## Short exercise
Write out the records below word for word, please.

_____

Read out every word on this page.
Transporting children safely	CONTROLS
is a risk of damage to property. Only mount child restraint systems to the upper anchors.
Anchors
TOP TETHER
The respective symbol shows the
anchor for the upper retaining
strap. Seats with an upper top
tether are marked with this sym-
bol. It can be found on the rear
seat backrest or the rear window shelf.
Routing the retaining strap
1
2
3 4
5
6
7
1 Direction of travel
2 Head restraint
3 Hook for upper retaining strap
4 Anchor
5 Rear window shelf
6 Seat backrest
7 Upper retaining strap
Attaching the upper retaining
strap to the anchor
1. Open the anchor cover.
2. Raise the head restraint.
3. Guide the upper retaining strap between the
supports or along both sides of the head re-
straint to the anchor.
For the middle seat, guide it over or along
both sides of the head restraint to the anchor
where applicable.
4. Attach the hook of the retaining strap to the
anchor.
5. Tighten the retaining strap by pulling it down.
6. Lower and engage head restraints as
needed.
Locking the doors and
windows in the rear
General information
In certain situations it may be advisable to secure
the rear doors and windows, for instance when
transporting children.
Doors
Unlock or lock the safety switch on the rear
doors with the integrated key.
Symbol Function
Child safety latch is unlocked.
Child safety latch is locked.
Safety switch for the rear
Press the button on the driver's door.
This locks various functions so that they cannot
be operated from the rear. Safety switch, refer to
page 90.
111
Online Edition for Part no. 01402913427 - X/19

_____

## Complete output
Read out every word on this page.
Transporting children safely	CONTROLS
is a risk of damage to property. Only mount child restraint systems to the upper anchors.
Anchors
TOP TETHER
The respective symbol shows the
anchor for the upper retaining
strap. Seats with an upper top
tether are marked with this sym-
bol. It can be found on the rear
seat backrest or the rear window shelf.
Routing the retaining strap
1
2
3 4
5
6
7
1 Direction of travel
2 Head restraint
3 Hook for upper retaining strap
4 Anchor
5 Rear window shelf
6 Seat backrest
7 Upper retaining strap
Attaching the upper retaining
strap to the anchor
1. Open the anchor cover.
2. Raise the head restraint.
3. Guide the upper retaining strap between the
supports or along both sides of the head re-
straint to the anchor.
For the middle seat, guide it over or along
both sides of the head restraint to the anchor
where applicable.
4. Attach the hook of the retaining strap to the
anchor.
5. Tighten the retaining strap by pulling it down.
6. Lower and engage head restraints as
needed.
Locking the doors and
windows in the rear
General information
In certain situations it may be advisable to secure
the rear doors and windows, for instance when
transporting children.
Doors
Unlock or lock the safety switch on the rear
doors with the integrated key.
Symbol Function
Child safety latch is unlocked.
Child safety latch is locked.
Safety switch for the rear
Press the button on the driver's door.
This locks various functions so that they cannot
be operated from the rear. Safety switch, refer to
page 90.
111
Online Edition for Part no. 01402913427 - X/19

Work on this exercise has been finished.